▶ Supplied material
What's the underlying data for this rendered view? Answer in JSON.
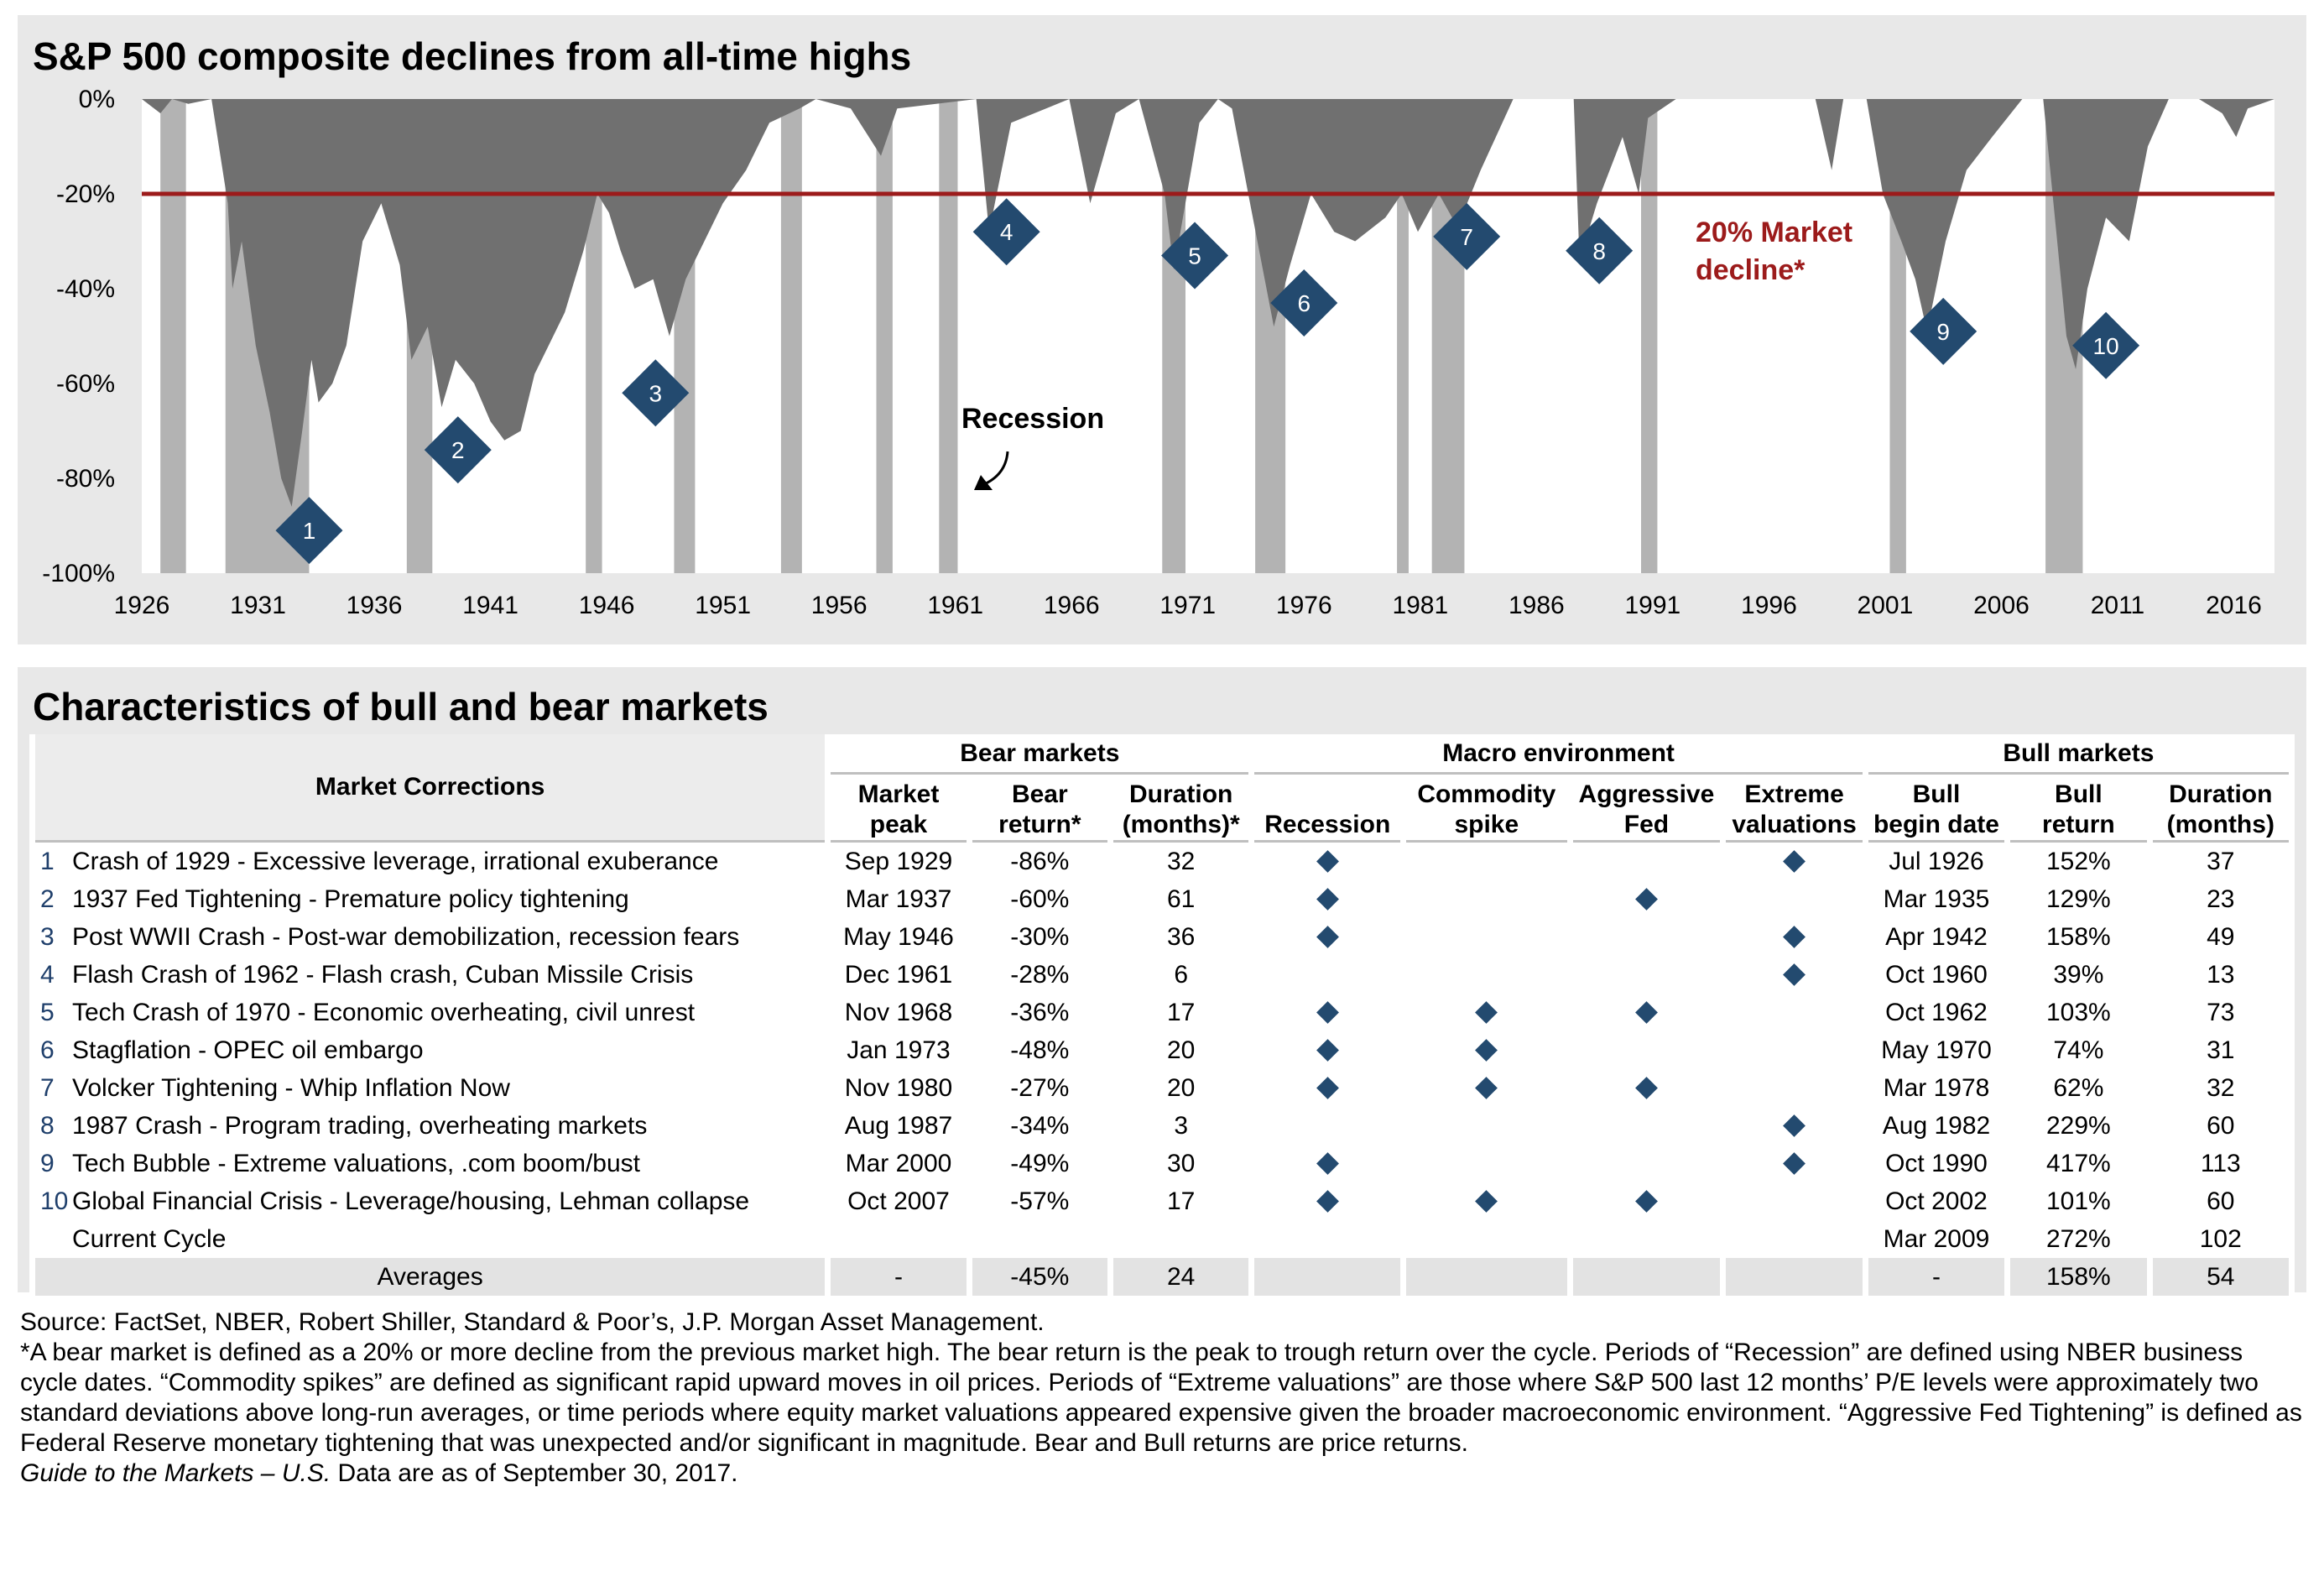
{
  "chart_data": {
    "type": "area",
    "title": "S&P 500 composite declines from all-time highs",
    "xlim": [
      1926,
      2017.75
    ],
    "ylim": [
      -100,
      0
    ],
    "x_ticks": [
      1926,
      1931,
      1936,
      1941,
      1946,
      1951,
      1956,
      1961,
      1966,
      1971,
      1976,
      1981,
      1986,
      1991,
      1996,
      2001,
      2006,
      2011,
      2016
    ],
    "y_ticks": [
      {
        "value": 0,
        "label": "0%"
      },
      {
        "value": -20,
        "label": "-20%"
      },
      {
        "value": -40,
        "label": "-40%"
      },
      {
        "value": -60,
        "label": "-60%"
      },
      {
        "value": -80,
        "label": "-80%"
      },
      {
        "value": -100,
        "label": "-100%"
      }
    ],
    "drawdown": {
      "x": [
        1926,
        1926.8,
        1927.3,
        1928,
        1929.0,
        1929.7,
        1929.9,
        1930.3,
        1930.9,
        1931.5,
        1932.0,
        1932.45,
        1932.9,
        1933.3,
        1933.6,
        1934.2,
        1934.8,
        1935.5,
        1936.3,
        1937.1,
        1937.6,
        1938.3,
        1938.9,
        1939.5,
        1940.3,
        1941.0,
        1941.6,
        1942.3,
        1942.9,
        1943.5,
        1944.2,
        1945.0,
        1945.6,
        1946.1,
        1946.6,
        1947.2,
        1948.0,
        1948.7,
        1949.4,
        1950.2,
        1951.0,
        1952.0,
        1953.0,
        1954.3,
        1955.0,
        1956.5,
        1957.8,
        1958.5,
        1961.9,
        1962.45,
        1963.4,
        1965.9,
        1966.8,
        1967.9,
        1968.9,
        1970.0,
        1970.4,
        1971.5,
        1972.3,
        1972.9,
        1973.6,
        1974.7,
        1975.4,
        1976.3,
        1977.3,
        1978.2,
        1979.5,
        1980.2,
        1980.9,
        1981.8,
        1982.6,
        1983.6,
        1985.0,
        1987.6,
        1987.85,
        1988.6,
        1989.7,
        1990.4,
        1990.8,
        1992.0,
        1994.0,
        1998.0,
        1998.7,
        1999.2,
        2000.2,
        2000.9,
        2001.7,
        2002.3,
        2002.8,
        2003.6,
        2004.5,
        2005.6,
        2006.9,
        2007.8,
        2008.4,
        2008.8,
        2009.2,
        2009.7,
        2010.5,
        2011.5,
        2012.3,
        2013.2,
        2014.5,
        2015.5,
        2016.1,
        2016.6,
        2017.75
      ],
      "y": [
        0,
        -3,
        0,
        -1,
        0,
        -22,
        -40,
        -30,
        -52,
        -66,
        -80,
        -86,
        -70,
        -55,
        -64,
        -60,
        -52,
        -30,
        -22,
        -35,
        -55,
        -48,
        -65,
        -55,
        -60,
        -68,
        -72,
        -70,
        -58,
        -52,
        -45,
        -32,
        -20,
        -24,
        -32,
        -40,
        -38,
        -50,
        -38,
        -30,
        -22,
        -15,
        -5,
        -2,
        0,
        -2,
        -12,
        -2,
        0,
        -28,
        -5,
        0,
        -22,
        -3,
        0,
        -20,
        -36,
        -5,
        0,
        -2,
        -20,
        -48,
        -35,
        -20,
        -28,
        -30,
        -25,
        -20,
        -28,
        -20,
        -27,
        -15,
        0,
        0,
        -34,
        -22,
        -8,
        -20,
        -4,
        0,
        0,
        0,
        -15,
        0,
        0,
        -20,
        -30,
        -38,
        -49,
        -30,
        -15,
        -8,
        0,
        0,
        -30,
        -50,
        -57,
        -40,
        -25,
        -30,
        -10,
        0,
        0,
        -3,
        -8,
        -2,
        0
      ]
    },
    "recessions": [
      [
        1926.8,
        1927.9
      ],
      [
        1929.6,
        1933.2
      ],
      [
        1937.4,
        1938.5
      ],
      [
        1945.1,
        1945.8
      ],
      [
        1948.9,
        1949.8
      ],
      [
        1953.5,
        1954.4
      ],
      [
        1957.6,
        1958.3
      ],
      [
        1960.3,
        1961.1
      ],
      [
        1969.9,
        1970.9
      ],
      [
        1973.9,
        1975.2
      ],
      [
        1980.0,
        1980.5
      ],
      [
        1981.5,
        1982.9
      ],
      [
        1990.5,
        1991.2
      ],
      [
        2001.2,
        2001.9
      ],
      [
        2007.9,
        2009.5
      ]
    ],
    "threshold": {
      "value": -20,
      "label_line1": "20% Market",
      "label_line2": "decline*"
    },
    "recession_label": "Recession",
    "markers": [
      {
        "n": "1",
        "x": 1933.2,
        "y": -91
      },
      {
        "n": "2",
        "x": 1939.6,
        "y": -74
      },
      {
        "n": "3",
        "x": 1948.1,
        "y": -62
      },
      {
        "n": "4",
        "x": 1963.2,
        "y": -28
      },
      {
        "n": "5",
        "x": 1971.3,
        "y": -33
      },
      {
        "n": "6",
        "x": 1976.0,
        "y": -43
      },
      {
        "n": "7",
        "x": 1983.0,
        "y": -29
      },
      {
        "n": "8",
        "x": 1988.7,
        "y": -32
      },
      {
        "n": "9",
        "x": 2003.5,
        "y": -49
      },
      {
        "n": "10",
        "x": 2010.5,
        "y": -52
      }
    ],
    "colors": {
      "area": "#707070",
      "recession": "#b3b3b3",
      "threshold": "#9c1b1b",
      "marker": "#234a6f",
      "panel": "#e8e8e8"
    }
  },
  "table": {
    "title": "Characteristics of bull and bear markets",
    "groups": {
      "bear": "Bear markets",
      "macro": "Macro environment",
      "bull": "Bull markets"
    },
    "headers": {
      "corrections": "Market Corrections",
      "peak": [
        "Market",
        "peak"
      ],
      "bear_return": [
        "Bear",
        "return*"
      ],
      "bear_duration": [
        "Duration",
        "(months)*"
      ],
      "recession": "Recession",
      "commodity": [
        "Commodity",
        "spike"
      ],
      "fed": [
        "Aggressive",
        "Fed"
      ],
      "valuations": [
        "Extreme",
        "valuations"
      ],
      "bull_begin": [
        "Bull",
        "begin date"
      ],
      "bull_return": [
        "Bull",
        "return"
      ],
      "bull_duration": [
        "Duration",
        "(months)"
      ]
    },
    "rows": [
      {
        "n": "1",
        "name": "Crash of 1929 - Excessive leverage, irrational exuberance",
        "peak": "Sep 1929",
        "bear_return": "-86%",
        "duration": "32",
        "recession": true,
        "commodity": false,
        "fed": false,
        "valuations": true,
        "bull_begin": "Jul 1926",
        "bull_return": "152%",
        "bull_duration": "37"
      },
      {
        "n": "2",
        "name": "1937 Fed Tightening - Premature policy tightening",
        "peak": "Mar 1937",
        "bear_return": "-60%",
        "duration": "61",
        "recession": true,
        "commodity": false,
        "fed": true,
        "valuations": false,
        "bull_begin": "Mar 1935",
        "bull_return": "129%",
        "bull_duration": "23"
      },
      {
        "n": "3",
        "name": "Post WWII Crash - Post-war demobilization, recession fears",
        "peak": "May 1946",
        "bear_return": "-30%",
        "duration": "36",
        "recession": true,
        "commodity": false,
        "fed": false,
        "valuations": true,
        "bull_begin": "Apr 1942",
        "bull_return": "158%",
        "bull_duration": "49"
      },
      {
        "n": "4",
        "name": "Flash Crash of 1962 - Flash crash, Cuban Missile Crisis",
        "peak": "Dec 1961",
        "bear_return": "-28%",
        "duration": "6",
        "recession": false,
        "commodity": false,
        "fed": false,
        "valuations": true,
        "bull_begin": "Oct 1960",
        "bull_return": "39%",
        "bull_duration": "13"
      },
      {
        "n": "5",
        "name": "Tech Crash of 1970 - Economic overheating, civil unrest",
        "peak": "Nov 1968",
        "bear_return": "-36%",
        "duration": "17",
        "recession": true,
        "commodity": true,
        "fed": true,
        "valuations": false,
        "bull_begin": "Oct 1962",
        "bull_return": "103%",
        "bull_duration": "73"
      },
      {
        "n": "6",
        "name": "Stagflation - OPEC oil embargo",
        "peak": "Jan 1973",
        "bear_return": "-48%",
        "duration": "20",
        "recession": true,
        "commodity": true,
        "fed": false,
        "valuations": false,
        "bull_begin": "May 1970",
        "bull_return": "74%",
        "bull_duration": "31"
      },
      {
        "n": "7",
        "name": "Volcker Tightening - Whip Inflation Now",
        "peak": "Nov 1980",
        "bear_return": "-27%",
        "duration": "20",
        "recession": true,
        "commodity": true,
        "fed": true,
        "valuations": false,
        "bull_begin": "Mar 1978",
        "bull_return": "62%",
        "bull_duration": "32"
      },
      {
        "n": "8",
        "name": "1987 Crash - Program trading, overheating markets",
        "peak": "Aug 1987",
        "bear_return": "-34%",
        "duration": "3",
        "recession": false,
        "commodity": false,
        "fed": false,
        "valuations": true,
        "bull_begin": "Aug 1982",
        "bull_return": "229%",
        "bull_duration": "60"
      },
      {
        "n": "9",
        "name": "Tech Bubble - Extreme valuations, .com boom/bust",
        "peak": "Mar 2000",
        "bear_return": "-49%",
        "duration": "30",
        "recession": true,
        "commodity": false,
        "fed": false,
        "valuations": true,
        "bull_begin": "Oct 1990",
        "bull_return": "417%",
        "bull_duration": "113"
      },
      {
        "n": "10",
        "name": "Global Financial Crisis - Leverage/housing, Lehman collapse",
        "peak": "Oct 2007",
        "bear_return": "-57%",
        "duration": "17",
        "recession": true,
        "commodity": true,
        "fed": true,
        "valuations": false,
        "bull_begin": "Oct 2002",
        "bull_return": "101%",
        "bull_duration": "60"
      }
    ],
    "current": {
      "name": "Current Cycle",
      "bull_begin": "Mar 2009",
      "bull_return": "272%",
      "bull_duration": "102"
    },
    "averages": {
      "label": "Averages",
      "peak": "-",
      "bear_return": "-45%",
      "duration": "24",
      "bull_begin": "-",
      "bull_return": "158%",
      "bull_duration": "54"
    }
  },
  "footnotes": {
    "source": "Source: FactSet, NBER, Robert Shiller, Standard & Poor’s, J.P. Morgan Asset Management.",
    "definition": "*A bear market is defined as a 20% or more decline from the previous market high. The bear return is the peak to trough return over the cycle. Periods of “Recession” are defined using NBER business cycle dates. “Commodity spikes” are defined as significant rapid upward moves in oil prices. Periods of “Extreme valuations” are those where S&P 500 last 12 months’ P/E levels were approximately two standard deviations above long-run averages, or time periods where equity market valuations appeared expensive given the broader macroeconomic environment. “Aggressive Fed Tightening” is defined as Federal Reserve monetary tightening that was unexpected and/or significant in magnitude. Bear and Bull returns are price returns.",
    "guide_italic": "Guide to the Markets – U.S.",
    "as_of": " Data are as of September 30, 2017."
  }
}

▶ Exercise aim
Go through the records and pull out each line that includes the word "value".

▶ Right answer
        "value": 0,
        "value": -20,
        "value": -40,
        "value": -60,
        "value": -80,
        "value": -100,
      "value": -20,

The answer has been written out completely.